◆ **Directions**
Without including any images, reproduce each entry exactly.
─── Records shown
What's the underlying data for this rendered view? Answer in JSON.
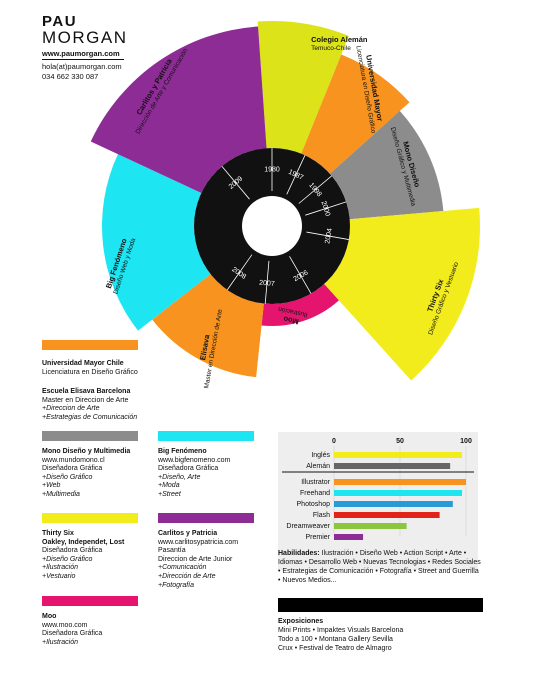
{
  "header": {
    "name_first": "PAU",
    "name_last": "MORGAN",
    "website": "www.paumorgan.com",
    "email": "hola(at)paumorgan.com",
    "phone": "034 662 330 087"
  },
  "wheel": {
    "years": [
      "1980",
      "1987",
      "1998",
      "2000",
      "2004",
      "2006",
      "2007",
      "2008",
      "2009"
    ],
    "segments": [
      {
        "title": "Colegio Alemán",
        "subtitle": "Temuco-Chile",
        "color": "#dce319"
      },
      {
        "title": "Universidad Mayor",
        "subtitle": "Licenciatura en Diseño Gráfico",
        "color": "#f7931e"
      },
      {
        "title": "Mono Diseño",
        "subtitle": "Diseño Gráfico y Multimedia",
        "color": "#8c8c8c"
      },
      {
        "title": "Thirty Six",
        "subtitle": "Diseño Gráfico y Vestuario",
        "color": "#f2ec1c"
      },
      {
        "title": "Moo",
        "subtitle": "Ilustración",
        "color": "#e5156f"
      },
      {
        "title": "Elisava",
        "subtitle": "Master en Dirección de Arte",
        "color": "#f7931e"
      },
      {
        "title": "Big Fenómeno",
        "subtitle": "Diseño Web y Moda",
        "color": "#1ee5f2"
      },
      {
        "title": "Carlitos y Patricia",
        "subtitle": "Dirección de Arte y Comunicación",
        "color": "#8e2c96"
      }
    ]
  },
  "experience": [
    {
      "color": "#f7931e",
      "title": "Universidad Mayor Chile",
      "lines": [
        "Licenciatura en Diseño Gráfico"
      ],
      "italic": []
    },
    {
      "color": "",
      "title": "Escuela Elisava Barcelona",
      "lines": [
        "Master en Direccion de Arte"
      ],
      "italic": [
        "+Direccion de Arte",
        "+Estrategias de Comunicación"
      ]
    },
    {
      "color": "#8c8c8c",
      "title": "Mono Diseño y Multimedia",
      "lines": [
        "www.mundomono.cl",
        "Diseñadora Gráfica"
      ],
      "italic": [
        "+Diseño Gráfico",
        "+Web",
        "+Multimedia"
      ]
    },
    {
      "color": "#1ee5f2",
      "title": "Big Fenómeno",
      "lines": [
        "www.bigfenomeno.com",
        "Diseñadora Gráfica"
      ],
      "italic": [
        "+Diseño, Arte",
        "+Moda",
        "+Street"
      ]
    },
    {
      "color": "#f2ec1c",
      "title": "Thirty Six",
      "lines": [
        "Oakley, Independet, Lost",
        "Diseñadora Gráfica"
      ],
      "italic": [
        "+Diseño Gráfico",
        "+Ilustración",
        "+Vestuario"
      ]
    },
    {
      "color": "#8e2c96",
      "title": "Carlitos y Patricia",
      "lines": [
        "www.carlitosypatricia.com",
        "Pasantía",
        "Direccion de Arte Junior"
      ],
      "italic": [
        "+Comunicación",
        "+Dirección de Arte",
        "+Fotografía"
      ]
    },
    {
      "color": "#e5156f",
      "title": "Moo",
      "lines": [
        "www.moo.com",
        "Diseñadora Gráfica"
      ],
      "italic": [
        "+Ilustración"
      ]
    }
  ],
  "chart_data": {
    "type": "bar",
    "orientation": "horizontal",
    "xlim": [
      0,
      100
    ],
    "ticks": [
      "0",
      "50",
      "100"
    ],
    "grid": true,
    "categories": [
      "Inglés",
      "Alemán",
      "Illustrator",
      "Freehand",
      "Photoshop",
      "Flash",
      "Dreamweaver",
      "Premier"
    ],
    "values": [
      97,
      88,
      100,
      97,
      90,
      80,
      55,
      22
    ],
    "colors": [
      "#f2ec1c",
      "#666666",
      "#f7931e",
      "#1ee5f2",
      "#2a9ad6",
      "#e2231a",
      "#8cc63f",
      "#8e2c96"
    ]
  },
  "skills": {
    "label": "Habilidades:",
    "text": "Ilustración • Diseño Web • Action Script • Arte • Idiomas • Desarrollo Web • Nuevas Tecnologias • Redes Sociales • Estrategias de Comunicación • Fotografía • Street and Guerrilla • Nuevos Medios..."
  },
  "exhibitions": {
    "title": "Exposiciones",
    "items": [
      "Mini Prints • Impaktes Visuals Barcelona",
      "Todo a 100 • Montana Gallery Sevilla",
      "Crux • Festival de Teatro de Almagro"
    ]
  }
}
──────
◆ **Solved exercise**
What's the underlying data for this rendered view? Answer in JSON.
{
  "header": {
    "name_first": "PAU",
    "name_last": "MORGAN",
    "website": "www.paumorgan.com",
    "email": "hola(at)paumorgan.com",
    "phone": "034 662 330 087"
  },
  "wheel": {
    "years": [
      "1980",
      "1987",
      "1998",
      "2000",
      "2004",
      "2006",
      "2007",
      "2008",
      "2009"
    ],
    "segments": [
      {
        "title": "Colegio Alemán",
        "subtitle": "Temuco-Chile",
        "color": "#dce319"
      },
      {
        "title": "Universidad Mayor",
        "subtitle": "Licenciatura en Diseño Gráfico",
        "color": "#f7931e"
      },
      {
        "title": "Mono Diseño",
        "subtitle": "Diseño Gráfico y Multimedia",
        "color": "#8c8c8c"
      },
      {
        "title": "Thirty Six",
        "subtitle": "Diseño Gráfico y Vestuario",
        "color": "#f2ec1c"
      },
      {
        "title": "Moo",
        "subtitle": "Ilustración",
        "color": "#e5156f"
      },
      {
        "title": "Elisava",
        "subtitle": "Master en Dirección de Arte",
        "color": "#f7931e"
      },
      {
        "title": "Big Fenómeno",
        "subtitle": "Diseño Web y Moda",
        "color": "#1ee5f2"
      },
      {
        "title": "Carlitos y Patricia",
        "subtitle": "Dirección de Arte y Comunicación",
        "color": "#8e2c96"
      }
    ]
  },
  "experience": [
    {
      "color": "#f7931e",
      "title": "Universidad Mayor Chile",
      "lines": [
        "Licenciatura en Diseño Gráfico"
      ],
      "italic": []
    },
    {
      "color": "",
      "title": "Escuela Elisava Barcelona",
      "lines": [
        "Master en Direccion de Arte"
      ],
      "italic": [
        "+Direccion de Arte",
        "+Estrategias de Comunicación"
      ]
    },
    {
      "color": "#8c8c8c",
      "title": "Mono Diseño y Multimedia",
      "lines": [
        "www.mundomono.cl",
        "Diseñadora Gráfica"
      ],
      "italic": [
        "+Diseño Gráfico",
        "+Web",
        "+Multimedia"
      ]
    },
    {
      "color": "#1ee5f2",
      "title": "Big Fenómeno",
      "lines": [
        "www.bigfenomeno.com",
        "Diseñadora Gráfica"
      ],
      "italic": [
        "+Diseño, Arte",
        "+Moda",
        "+Street"
      ]
    },
    {
      "color": "#f2ec1c",
      "title": "Thirty Six",
      "lines": [
        "Oakley, Independet, Lost",
        "Diseñadora Gráfica"
      ],
      "italic": [
        "+Diseño Gráfico",
        "+Ilustración",
        "+Vestuario"
      ]
    },
    {
      "color": "#8e2c96",
      "title": "Carlitos y Patricia",
      "lines": [
        "www.carlitosypatricia.com",
        "Pasantía",
        "Direccion de Arte Junior"
      ],
      "italic": [
        "+Comunicación",
        "+Dirección de Arte",
        "+Fotografía"
      ]
    },
    {
      "color": "#e5156f",
      "title": "Moo",
      "lines": [
        "www.moo.com",
        "Diseñadora Gráfica"
      ],
      "italic": [
        "+Ilustración"
      ]
    }
  ],
  "chart_data": {
    "type": "bar",
    "orientation": "horizontal",
    "xlim": [
      0,
      100
    ],
    "ticks": [
      "0",
      "50",
      "100"
    ],
    "grid": true,
    "categories": [
      "Inglés",
      "Alemán",
      "Illustrator",
      "Freehand",
      "Photoshop",
      "Flash",
      "Dreamweaver",
      "Premier"
    ],
    "values": [
      97,
      88,
      100,
      97,
      90,
      80,
      55,
      22
    ],
    "colors": [
      "#f2ec1c",
      "#666666",
      "#f7931e",
      "#1ee5f2",
      "#2a9ad6",
      "#e2231a",
      "#8cc63f",
      "#8e2c96"
    ]
  },
  "skills": {
    "label": "Habilidades:",
    "text": "Ilustración • Diseño Web • Action Script • Arte • Idiomas • Desarrollo Web • Nuevas Tecnologias • Redes Sociales • Estrategias de Comunicación • Fotografía • Street and Guerrilla • Nuevos Medios..."
  },
  "exhibitions": {
    "title": "Exposiciones",
    "items": [
      "Mini Prints • Impaktes Visuals Barcelona",
      "Todo a 100 • Montana Gallery Sevilla",
      "Crux • Festival de Teatro de Almagro"
    ]
  }
}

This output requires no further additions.